▸ **Provided data**:
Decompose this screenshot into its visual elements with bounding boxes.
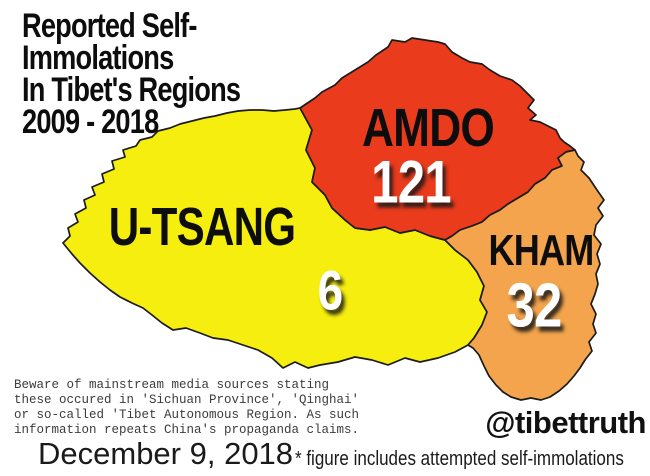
title-line-1: Reported Self- — [22, 7, 197, 45]
asterisk-footnote: * figure includes attempted self-immolat… — [295, 448, 624, 470]
region-value-kham: 32 — [506, 271, 563, 341]
infographic-title: Reported Self- Immolations In Tibet's Re… — [22, 7, 241, 141]
region-value-u-tsang: 6 — [317, 258, 344, 322]
twitter-handle: @tibettruth — [485, 405, 646, 440]
region-label-kham: KHAM — [488, 226, 595, 275]
disclaimer-line-4: information repeats China's propaganda c… — [14, 423, 360, 437]
disclaimer-line-2: these occured in 'Sichuan Province', 'Qi… — [14, 393, 360, 407]
disclaimer-line-1: Beware of mainstream media sources stati… — [14, 378, 330, 392]
disclaimer-line-3: or so-called 'Tibet Autonomous Region. A… — [14, 408, 360, 422]
region-value-amdo: 121 — [371, 148, 451, 216]
region-kham — [444, 149, 605, 401]
region-label-u-tsang: U-TSANG — [108, 197, 296, 257]
title-line-4: 2009 - 2018 — [22, 103, 159, 141]
title-line-2: Immolations — [22, 39, 174, 77]
region-label-amdo: AMDO — [361, 98, 495, 158]
media-disclaimer: Beware of mainstream media sources stati… — [14, 378, 359, 438]
title-line-3: In Tibet's Regions — [22, 71, 241, 109]
publication-date: December 9, 2018 — [38, 436, 294, 471]
region-amdo — [299, 37, 576, 241]
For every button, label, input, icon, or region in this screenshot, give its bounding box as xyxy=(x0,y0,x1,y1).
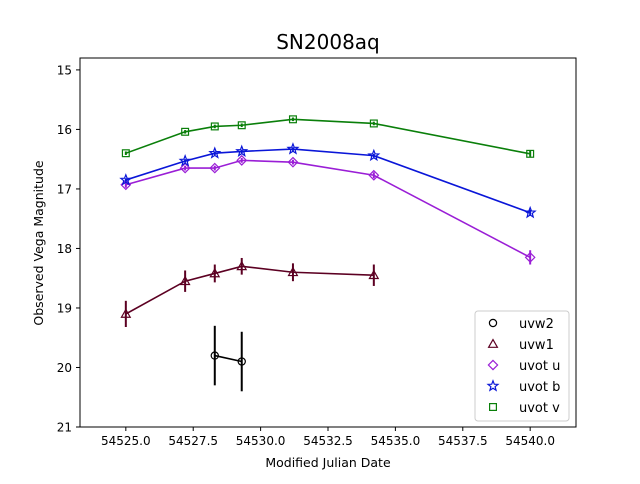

▸ **Set problem**:
Which lines in the listing above contain the word "screenshot"? Gather each of them in full.

▸ **The response**:
Decompose this screenshot into its visual elements with bounding boxes.
For every button, label, input, icon, or region in this screenshot, give its bounding box as xyxy=(x0,y0,x1,y1).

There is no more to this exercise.